State how many lines of the listing below include the word "title". Give only the number.

---- Material supplied

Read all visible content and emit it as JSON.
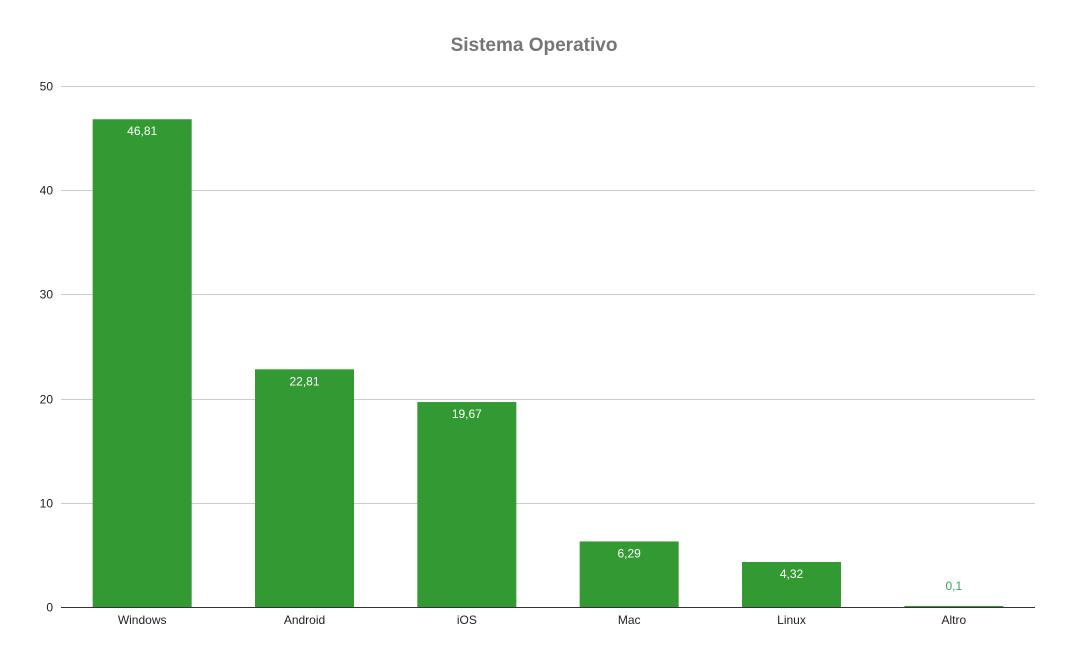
{
  "chart_data": {
    "type": "bar",
    "title": "Sistema Operativo",
    "xlabel": "",
    "ylabel": "",
    "categories": [
      "Windows",
      "Android",
      "iOS",
      "Mac",
      "Linux",
      "Altro"
    ],
    "values": [
      46.81,
      22.81,
      19.67,
      6.29,
      4.32,
      0.1
    ],
    "data_labels": [
      "46,81",
      "22,81",
      "19,67",
      "6,29",
      "4,32",
      "0,1"
    ],
    "y_ticks": [
      "0",
      "10",
      "20",
      "30",
      "40",
      "50"
    ],
    "ylim": [
      0,
      50
    ],
    "grid": true,
    "legend": "none",
    "colors": {
      "bar": "#339933",
      "grid": "#cccccc",
      "axis": "#333333",
      "title": "#757575",
      "outside_label": "#34a853"
    }
  }
}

--------

Task response:
2